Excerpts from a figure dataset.
----

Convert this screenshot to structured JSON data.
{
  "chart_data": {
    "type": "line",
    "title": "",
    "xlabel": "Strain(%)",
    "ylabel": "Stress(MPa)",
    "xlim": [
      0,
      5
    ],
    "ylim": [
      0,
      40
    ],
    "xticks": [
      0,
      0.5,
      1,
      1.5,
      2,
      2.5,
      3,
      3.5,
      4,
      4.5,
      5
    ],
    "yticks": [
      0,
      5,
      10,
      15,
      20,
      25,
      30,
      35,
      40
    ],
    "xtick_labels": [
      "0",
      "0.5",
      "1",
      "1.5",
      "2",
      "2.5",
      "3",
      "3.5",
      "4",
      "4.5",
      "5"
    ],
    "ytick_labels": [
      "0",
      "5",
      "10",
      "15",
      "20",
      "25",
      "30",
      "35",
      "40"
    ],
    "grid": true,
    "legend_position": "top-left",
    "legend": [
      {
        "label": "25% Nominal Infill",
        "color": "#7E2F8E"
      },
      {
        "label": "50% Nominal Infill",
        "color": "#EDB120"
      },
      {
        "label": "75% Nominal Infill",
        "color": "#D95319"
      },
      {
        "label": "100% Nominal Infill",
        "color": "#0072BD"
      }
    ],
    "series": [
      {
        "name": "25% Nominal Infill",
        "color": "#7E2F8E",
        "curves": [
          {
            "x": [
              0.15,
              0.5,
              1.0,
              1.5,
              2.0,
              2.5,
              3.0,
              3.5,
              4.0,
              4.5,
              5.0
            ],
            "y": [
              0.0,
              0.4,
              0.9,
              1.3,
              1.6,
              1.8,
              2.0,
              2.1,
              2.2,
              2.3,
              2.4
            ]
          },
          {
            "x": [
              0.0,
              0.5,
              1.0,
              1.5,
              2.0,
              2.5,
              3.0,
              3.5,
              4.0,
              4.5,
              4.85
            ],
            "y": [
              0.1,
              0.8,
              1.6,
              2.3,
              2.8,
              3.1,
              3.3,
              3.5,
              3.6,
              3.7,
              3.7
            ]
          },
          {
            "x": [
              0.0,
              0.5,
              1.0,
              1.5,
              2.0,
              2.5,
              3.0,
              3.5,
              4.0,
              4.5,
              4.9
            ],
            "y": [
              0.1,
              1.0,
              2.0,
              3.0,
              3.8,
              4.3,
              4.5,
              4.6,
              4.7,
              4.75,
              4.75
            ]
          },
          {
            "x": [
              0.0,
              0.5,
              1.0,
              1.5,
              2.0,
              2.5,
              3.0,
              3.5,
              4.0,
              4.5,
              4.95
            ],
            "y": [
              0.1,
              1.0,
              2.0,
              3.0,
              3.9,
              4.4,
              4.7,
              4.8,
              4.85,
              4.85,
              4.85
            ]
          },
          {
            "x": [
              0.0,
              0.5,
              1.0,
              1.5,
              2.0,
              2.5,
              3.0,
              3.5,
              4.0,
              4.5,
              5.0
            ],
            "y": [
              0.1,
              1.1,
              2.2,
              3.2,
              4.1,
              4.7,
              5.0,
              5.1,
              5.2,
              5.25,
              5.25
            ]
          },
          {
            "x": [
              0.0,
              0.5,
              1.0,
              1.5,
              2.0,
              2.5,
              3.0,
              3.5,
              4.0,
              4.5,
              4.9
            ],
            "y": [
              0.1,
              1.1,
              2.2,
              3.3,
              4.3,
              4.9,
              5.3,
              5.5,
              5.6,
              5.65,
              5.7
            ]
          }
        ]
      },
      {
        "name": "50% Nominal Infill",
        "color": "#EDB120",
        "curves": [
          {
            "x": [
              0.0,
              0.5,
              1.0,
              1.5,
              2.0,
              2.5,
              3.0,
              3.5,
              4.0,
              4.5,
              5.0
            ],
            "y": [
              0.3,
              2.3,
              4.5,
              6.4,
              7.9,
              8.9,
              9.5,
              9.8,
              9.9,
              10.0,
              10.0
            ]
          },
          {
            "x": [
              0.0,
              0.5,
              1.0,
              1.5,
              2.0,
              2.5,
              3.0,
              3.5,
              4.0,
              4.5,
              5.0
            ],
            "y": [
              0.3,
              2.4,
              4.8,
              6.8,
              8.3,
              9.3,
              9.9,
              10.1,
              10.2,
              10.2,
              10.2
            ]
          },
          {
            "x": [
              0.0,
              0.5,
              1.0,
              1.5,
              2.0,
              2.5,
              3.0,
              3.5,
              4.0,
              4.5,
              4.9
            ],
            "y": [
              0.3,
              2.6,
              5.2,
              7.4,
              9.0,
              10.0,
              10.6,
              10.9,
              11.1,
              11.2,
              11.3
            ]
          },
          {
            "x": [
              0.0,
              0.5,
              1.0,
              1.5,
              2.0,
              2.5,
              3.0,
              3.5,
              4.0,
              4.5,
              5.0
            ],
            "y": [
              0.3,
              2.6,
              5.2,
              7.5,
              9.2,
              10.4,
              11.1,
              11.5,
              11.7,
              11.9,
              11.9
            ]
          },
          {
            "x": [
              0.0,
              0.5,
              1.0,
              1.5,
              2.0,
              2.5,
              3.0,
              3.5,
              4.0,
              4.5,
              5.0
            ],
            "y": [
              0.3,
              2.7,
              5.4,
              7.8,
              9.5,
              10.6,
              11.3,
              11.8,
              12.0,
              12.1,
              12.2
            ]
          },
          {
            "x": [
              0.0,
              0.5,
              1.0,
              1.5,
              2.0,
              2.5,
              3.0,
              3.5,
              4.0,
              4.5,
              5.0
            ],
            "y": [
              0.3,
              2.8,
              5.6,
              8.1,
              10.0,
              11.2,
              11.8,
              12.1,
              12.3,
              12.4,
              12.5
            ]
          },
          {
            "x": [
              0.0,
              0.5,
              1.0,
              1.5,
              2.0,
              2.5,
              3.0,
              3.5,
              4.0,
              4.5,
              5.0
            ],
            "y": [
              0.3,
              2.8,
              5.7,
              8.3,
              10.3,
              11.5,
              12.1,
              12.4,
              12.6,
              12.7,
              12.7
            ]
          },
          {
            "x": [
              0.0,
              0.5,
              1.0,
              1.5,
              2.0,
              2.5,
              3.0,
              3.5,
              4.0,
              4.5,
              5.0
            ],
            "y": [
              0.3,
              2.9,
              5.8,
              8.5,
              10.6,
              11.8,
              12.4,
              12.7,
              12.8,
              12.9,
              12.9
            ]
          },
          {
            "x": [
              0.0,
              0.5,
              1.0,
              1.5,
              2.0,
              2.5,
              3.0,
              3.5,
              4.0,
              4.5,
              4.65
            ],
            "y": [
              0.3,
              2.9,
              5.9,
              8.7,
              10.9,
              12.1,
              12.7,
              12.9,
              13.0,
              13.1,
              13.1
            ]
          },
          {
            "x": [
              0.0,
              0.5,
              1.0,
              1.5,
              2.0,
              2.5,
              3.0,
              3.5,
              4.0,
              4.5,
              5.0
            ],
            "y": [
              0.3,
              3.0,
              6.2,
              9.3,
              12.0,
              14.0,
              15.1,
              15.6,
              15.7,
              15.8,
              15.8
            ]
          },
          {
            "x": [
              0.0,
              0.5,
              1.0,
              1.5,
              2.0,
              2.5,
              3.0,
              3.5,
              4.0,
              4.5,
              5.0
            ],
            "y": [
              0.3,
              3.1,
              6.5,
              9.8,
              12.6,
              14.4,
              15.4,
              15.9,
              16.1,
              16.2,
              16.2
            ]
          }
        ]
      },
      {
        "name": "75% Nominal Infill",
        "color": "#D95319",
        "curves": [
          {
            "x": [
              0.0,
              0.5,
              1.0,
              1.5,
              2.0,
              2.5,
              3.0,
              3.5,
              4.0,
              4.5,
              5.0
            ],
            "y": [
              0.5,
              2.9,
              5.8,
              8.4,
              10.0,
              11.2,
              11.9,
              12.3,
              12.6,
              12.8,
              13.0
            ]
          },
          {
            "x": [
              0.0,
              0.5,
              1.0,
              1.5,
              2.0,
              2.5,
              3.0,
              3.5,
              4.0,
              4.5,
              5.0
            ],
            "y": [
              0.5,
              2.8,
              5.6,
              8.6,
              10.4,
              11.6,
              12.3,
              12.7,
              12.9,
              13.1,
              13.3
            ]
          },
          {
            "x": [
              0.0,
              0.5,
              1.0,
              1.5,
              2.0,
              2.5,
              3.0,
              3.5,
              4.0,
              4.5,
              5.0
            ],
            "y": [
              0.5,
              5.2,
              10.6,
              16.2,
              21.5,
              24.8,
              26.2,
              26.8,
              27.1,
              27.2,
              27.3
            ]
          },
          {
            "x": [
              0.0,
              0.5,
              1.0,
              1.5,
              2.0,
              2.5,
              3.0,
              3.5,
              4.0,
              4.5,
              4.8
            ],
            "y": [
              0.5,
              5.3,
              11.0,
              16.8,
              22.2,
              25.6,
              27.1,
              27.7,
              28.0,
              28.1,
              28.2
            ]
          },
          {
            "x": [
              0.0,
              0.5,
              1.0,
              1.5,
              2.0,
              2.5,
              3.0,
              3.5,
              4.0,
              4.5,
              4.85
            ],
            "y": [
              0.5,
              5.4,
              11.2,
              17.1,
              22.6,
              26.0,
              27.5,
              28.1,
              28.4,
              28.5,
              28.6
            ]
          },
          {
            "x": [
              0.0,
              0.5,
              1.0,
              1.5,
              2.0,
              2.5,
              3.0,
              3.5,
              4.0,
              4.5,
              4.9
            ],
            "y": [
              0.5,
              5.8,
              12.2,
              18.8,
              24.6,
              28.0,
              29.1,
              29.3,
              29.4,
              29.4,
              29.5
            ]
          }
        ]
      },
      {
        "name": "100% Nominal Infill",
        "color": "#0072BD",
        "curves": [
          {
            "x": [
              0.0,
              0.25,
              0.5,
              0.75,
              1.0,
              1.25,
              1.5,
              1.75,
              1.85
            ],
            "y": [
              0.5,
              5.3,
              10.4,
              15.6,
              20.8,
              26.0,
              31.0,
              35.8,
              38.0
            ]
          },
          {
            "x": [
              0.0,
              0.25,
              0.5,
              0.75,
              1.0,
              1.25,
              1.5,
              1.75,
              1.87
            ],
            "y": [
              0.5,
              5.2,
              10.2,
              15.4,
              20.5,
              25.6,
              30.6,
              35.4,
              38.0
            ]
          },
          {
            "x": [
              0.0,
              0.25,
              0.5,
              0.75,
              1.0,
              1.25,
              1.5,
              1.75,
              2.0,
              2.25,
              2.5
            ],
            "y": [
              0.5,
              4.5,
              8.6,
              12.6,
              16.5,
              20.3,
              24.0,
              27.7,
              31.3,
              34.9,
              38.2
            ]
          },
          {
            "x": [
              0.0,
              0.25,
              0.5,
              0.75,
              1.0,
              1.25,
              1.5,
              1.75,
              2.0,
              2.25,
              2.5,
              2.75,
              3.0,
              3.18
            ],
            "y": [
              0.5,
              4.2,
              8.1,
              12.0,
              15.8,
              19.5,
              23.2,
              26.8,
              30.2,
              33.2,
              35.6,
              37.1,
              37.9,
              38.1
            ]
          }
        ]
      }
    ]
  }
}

----

WHAT IS EXPECTED. Filter the entries down to the lines containing "name". Copy each of those lines.

RESPONSE FOR THIS EXERCISE.
        "name": "25% Nominal Infill",
        "name": "50% Nominal Infill",
        "name": "75% Nominal Infill",
        "name": "100% Nominal Infill",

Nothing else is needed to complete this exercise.